* Directive:
Repeat all of the material exactly as given.

(Source data)

_ _ _ _

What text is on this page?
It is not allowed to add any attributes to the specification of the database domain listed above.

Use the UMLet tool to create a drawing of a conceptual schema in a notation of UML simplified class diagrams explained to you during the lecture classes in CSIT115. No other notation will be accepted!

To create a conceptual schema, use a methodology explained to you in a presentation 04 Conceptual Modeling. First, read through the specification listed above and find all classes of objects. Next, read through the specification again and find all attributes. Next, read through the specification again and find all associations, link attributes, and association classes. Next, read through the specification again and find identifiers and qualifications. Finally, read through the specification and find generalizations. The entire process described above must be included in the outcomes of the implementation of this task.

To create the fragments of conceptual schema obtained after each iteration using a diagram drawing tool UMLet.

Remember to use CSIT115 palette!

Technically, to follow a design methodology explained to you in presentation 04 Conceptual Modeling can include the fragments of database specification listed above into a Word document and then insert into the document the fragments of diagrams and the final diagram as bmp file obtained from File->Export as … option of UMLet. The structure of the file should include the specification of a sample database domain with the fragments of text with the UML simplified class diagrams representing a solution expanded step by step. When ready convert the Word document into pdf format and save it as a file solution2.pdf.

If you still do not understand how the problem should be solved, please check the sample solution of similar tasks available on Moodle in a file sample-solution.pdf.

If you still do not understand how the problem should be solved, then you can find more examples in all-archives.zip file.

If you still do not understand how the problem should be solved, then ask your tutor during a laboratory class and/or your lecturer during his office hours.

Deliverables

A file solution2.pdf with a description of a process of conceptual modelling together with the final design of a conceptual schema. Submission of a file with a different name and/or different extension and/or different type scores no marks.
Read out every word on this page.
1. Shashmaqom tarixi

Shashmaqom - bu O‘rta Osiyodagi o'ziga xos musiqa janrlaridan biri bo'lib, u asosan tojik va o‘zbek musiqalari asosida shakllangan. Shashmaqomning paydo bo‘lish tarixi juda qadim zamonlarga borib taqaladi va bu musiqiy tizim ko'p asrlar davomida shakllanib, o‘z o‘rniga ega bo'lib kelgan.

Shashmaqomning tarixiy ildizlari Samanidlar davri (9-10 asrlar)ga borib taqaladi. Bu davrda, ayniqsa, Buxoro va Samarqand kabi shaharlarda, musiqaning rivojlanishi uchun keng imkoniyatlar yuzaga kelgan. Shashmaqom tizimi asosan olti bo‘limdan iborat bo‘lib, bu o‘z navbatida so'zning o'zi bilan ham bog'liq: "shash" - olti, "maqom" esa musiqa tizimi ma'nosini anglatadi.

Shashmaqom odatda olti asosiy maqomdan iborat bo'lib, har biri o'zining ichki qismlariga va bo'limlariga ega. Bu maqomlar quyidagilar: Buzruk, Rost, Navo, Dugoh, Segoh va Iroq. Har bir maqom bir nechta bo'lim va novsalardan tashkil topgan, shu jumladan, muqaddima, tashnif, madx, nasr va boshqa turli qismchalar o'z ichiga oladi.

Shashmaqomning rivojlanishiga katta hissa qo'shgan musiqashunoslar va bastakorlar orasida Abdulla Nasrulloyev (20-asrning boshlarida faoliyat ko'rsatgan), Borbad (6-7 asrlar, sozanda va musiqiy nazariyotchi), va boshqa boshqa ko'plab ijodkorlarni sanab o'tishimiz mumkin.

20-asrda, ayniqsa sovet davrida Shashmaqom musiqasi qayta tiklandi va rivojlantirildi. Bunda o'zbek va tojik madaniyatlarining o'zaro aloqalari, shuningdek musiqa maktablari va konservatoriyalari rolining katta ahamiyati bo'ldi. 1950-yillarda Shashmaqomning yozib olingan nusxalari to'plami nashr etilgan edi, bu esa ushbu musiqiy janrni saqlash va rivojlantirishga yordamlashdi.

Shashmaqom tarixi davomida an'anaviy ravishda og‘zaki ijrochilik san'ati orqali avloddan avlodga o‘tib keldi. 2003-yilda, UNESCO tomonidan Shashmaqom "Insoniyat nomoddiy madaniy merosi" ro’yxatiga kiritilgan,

_ _ _ _

* Exercise result:
What text is on this page?
It is not allowed to add any attributes to the specification of the database domain listed above.

Use the UMLet tool to create a drawing of a conceptual schema in a notation of UML simplified class diagrams explained to you during the lecture classes in CSIT115. No other notation will be accepted!

To create a conceptual schema, use a methodology explained to you in a presentation 04 Conceptual Modeling. First, read through the specification listed above and find all classes of objects. Next, read through the specification again and find all attributes. Next, read through the specification again and find all associations, link attributes, and association classes. Next, read through the specification again and find identifiers and qualifications. Finally, read through the specification and find generalizations. The entire process described above must be included in the outcomes of the implementation of this task.

To create the fragments of conceptual schema obtained after each iteration using a diagram drawing tool UMLet.

Remember to use CSIT115 palette!

Technically, to follow a design methodology explained to you in presentation 04 Conceptual Modeling can include the fragments of database specification listed above into a Word document and then insert into the document the fragments of diagrams and the final diagram as bmp file obtained from File->Export as … option of UMLet. The structure of the file should include the specification of a sample database domain with the fragments of text with the UML simplified class diagrams representing a solution expanded step by step. When ready convert the Word document into pdf format and save it as a file solution2.pdf.

If you still do not understand how the problem should be solved, please check the sample solution of similar tasks available on Moodle in a file sample-solution.pdf.

If you still do not understand how the problem should be solved, then you can find more examples in all-archives.zip file.

If you still do not understand how the problem should be solved, then ask your tutor during a laboratory class and/or your lecturer during his office hours.

Deliverables

A file solution2.pdf with a description of a process of conceptual modelling together with the final design of a conceptual schema. Submission of a file with a different name and/or different extension and/or different type scores no marks.
Read out every word on this page.
1. Shashmaqom tarixi

Shashmaqom - bu O‘rta Osiyodagi o'ziga xos musiqa janrlaridan biri bo'lib, u asosan tojik va o‘zbek musiqalari asosida shakllangan. Shashmaqomning paydo bo‘lish tarixi juda qadim zamonlarga borib taqaladi va bu musiqiy tizim ko'p asrlar davomida shakllanib, o‘z o‘rniga ega bo'lib kelgan.

Shashmaqomning tarixiy ildizlari Samanidlar davri (9-10 asrlar)ga borib taqaladi. Bu davrda, ayniqsa, Buxoro va Samarqand kabi shaharlarda, musiqaning rivojlanishi uchun keng imkoniyatlar yuzaga kelgan. Shashmaqom tizimi asosan olti bo‘limdan iborat bo‘lib, bu o‘z navbatida so'zning o'zi bilan ham bog'liq: "shash" - olti, "maqom" esa musiqa tizimi ma'nosini anglatadi.

Shashmaqom odatda olti asosiy maqomdan iborat bo'lib, har biri o'zining ichki qismlariga va bo'limlariga ega. Bu maqomlar quyidagilar: Buzruk, Rost, Navo, Dugoh, Segoh va Iroq. Har bir maqom bir nechta bo'lim va novsalardan tashkil topgan, shu jumladan, muqaddima, tashnif, madx, nasr va boshqa turli qismchalar o'z ichiga oladi.

Shashmaqomning rivojlanishiga katta hissa qo'shgan musiqashunoslar va bastakorlar orasida Abdulla Nasrulloyev (20-asrning boshlarida faoliyat ko'rsatgan), Borbad (6-7 asrlar, sozanda va musiqiy nazariyotchi), va boshqa boshqa ko'plab ijodkorlarni sanab o'tishimiz mumkin.

20-asrda, ayniqsa sovet davrida Shashmaqom musiqasi qayta tiklandi va rivojlantirildi. Bunda o'zbek va tojik madaniyatlarining o'zaro aloqalari, shuningdek musiqa maktablari va konservatoriyalari rolining katta ahamiyati bo'ldi. 1950-yillarda Shashmaqomning yozib olingan nusxalari to'plami nashr etilgan edi, bu esa ushbu musiqiy janrni saqlash va rivojlantirishga yordamlashdi.

Shashmaqom tarixi davomida an'anaviy ravishda og‘zaki ijrochilik san'ati orqali avloddan avlodga o‘tib keldi. 2003-yilda, UNESCO tomonidan Shashmaqom "Insoniyat nomoddiy madaniy merosi" ro’yxatiga kiritilgan,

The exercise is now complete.